▶ **TASK DESCRIPTION**: Copy the data exactly; pictures stay out of the copy.

>> START LISTING

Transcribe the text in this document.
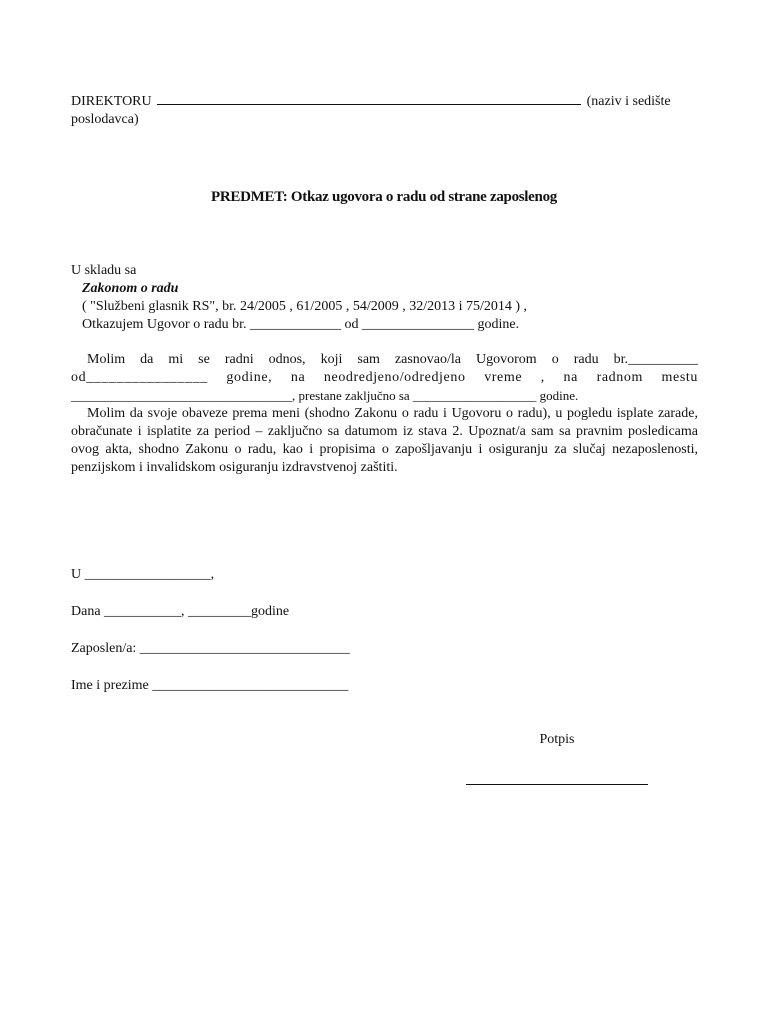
DIREKTORU	(naziv i sedište poslodavca)
PREDMET: Otkaz ugovora o radu od strane zaposlenog
U skladu sa
Zakonom o radu
( "Službeni glasnik RS", br. 24/2005 , 61/2005 , 54/2009 , 32/2013 i 75/2014 ) ,
Otkazujem Ugovor o radu br. _____________ od ________________ godine.

Molim da mi se radni odnos, koji sam zasnovao/la Ugovorom o radu br.__________

od________________ godine, na neodredjeno/odredjeno vreme , na radnom mestu
__________________________________, prestane zaključno sa ___________________ godine.

Molim da svoje obaveze prema meni (shodno Zakonu o radu i Ugovoru o radu), u pogledu isplate zarade, obračunate i isplatite za period – zaključno sa datumom iz stava 2. Upoznat/a sam sa pravnim posledicama ovog akta, shodno Zakonu o radu, kao i propisima o zapošljavanju i osiguranju za slučaj nezaposlenosti, penzijskom i invalidskom osiguranju izdravstvenoj zaštiti.

U __________________,
Dana ___________, _________godine
Zaposlen/a: ______________________________
Ime i prezime ____________________________
Potpis
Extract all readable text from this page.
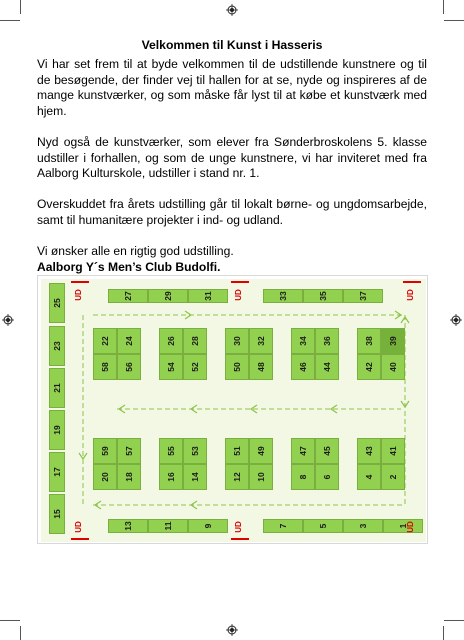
Velkommen til Kunst i Hasseris

Vi har set frem til at byde velkommen til de udstillende kunstnere og til de besøgende, der finder vej til hallen for at se, nyde og inspireres af de mange kunstværker, og som måske får lyst til at købe et kunstværk med hjem.

Nyd også de kunstværker, som elever fra Sønderbroskolens 5. klasse udstiller i forhallen, og som de unge kunstnere, vi har inviteret med fra Aalborg Kulturskole, udstiller i stand nr. 1.

Overskuddet fra årets udstilling går til lokalt børne- og ungdomsarbejde, samt til humanitære projekter i ind- og udland.

Vi ønsker alle en rigtig god udstilling.

Aalborg Y´s Men’s Club Budolfi.
25
23
21
19
17
15
27	29	31	33	35	37
13	11	9	7	5	3	1
22 24
58 56
26 28
54 52
30 32
50 48
34 36
46 44
38 39
42 40
59 57
20 18
55 53
16 14
51 49
12 10
47 45
8 6
43 41
4 2
UD	UD	UD
UD	UD	UD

>> END LISTING

▶ **ANSWER TO THIS TASK**:
Transcribe the text in this document.
DIREKTORU	(naziv i sedište poslodavca)
PREDMET: Otkaz ugovora o radu od strane zaposlenog
U skladu sa
Zakonom o radu
( "Službeni glasnik RS", br. 24/2005 , 61/2005 , 54/2009 , 32/2013 i 75/2014 ) ,
Otkazujem Ugovor o radu br. _____________ od ________________ godine.

Molim da mi se radni odnos, koji sam zasnovao/la Ugovorom o radu br.__________

od________________ godine, na neodredjeno/odredjeno vreme , na radnom mestu
__________________________________, prestane zaključno sa ___________________ godine.

Molim da svoje obaveze prema meni (shodno Zakonu o radu i Ugovoru o radu), u pogledu isplate zarade, obračunate i isplatite za period – zaključno sa datumom iz stava 2. Upoznat/a sam sa pravnim posledicama ovog akta, shodno Zakonu o radu, kao i propisima o zapošljavanju i osiguranju za slučaj nezaposlenosti, penzijskom i invalidskom osiguranju izdravstvenoj zaštiti.

U __________________,
Dana ___________, _________godine
Zaposlen/a: ______________________________
Ime i prezime ____________________________
Potpis
Extract all readable text from this page.
Velkommen til Kunst i Hasseris

Vi har set frem til at byde velkommen til de udstillende kunstnere og til de besøgende, der finder vej til hallen for at se, nyde og inspireres af de mange kunstværker, og som måske får lyst til at købe et kunstværk med hjem.

Nyd også de kunstværker, som elever fra Sønderbroskolens 5. klasse udstiller i forhallen, og som de unge kunstnere, vi har inviteret med fra Aalborg Kulturskole, udstiller i stand nr. 1.

Overskuddet fra årets udstilling går til lokalt børne- og ungdomsarbejde, samt til humanitære projekter i ind- og udland.

Vi ønsker alle en rigtig god udstilling.

Aalborg Y´s Men’s Club Budolfi.
25
23
21
19
17
15
27	29	31	33	35	37
13	11	9	7	5	3	1
22 24
58 56
26 28
54 52
30 32
50 48
34 36
46 44
38 39
42 40
59 57
20 18
55 53
16 14
51 49
12 10
47 45
8 6
43 41
4 2
UD	UD	UD
UD	UD	UD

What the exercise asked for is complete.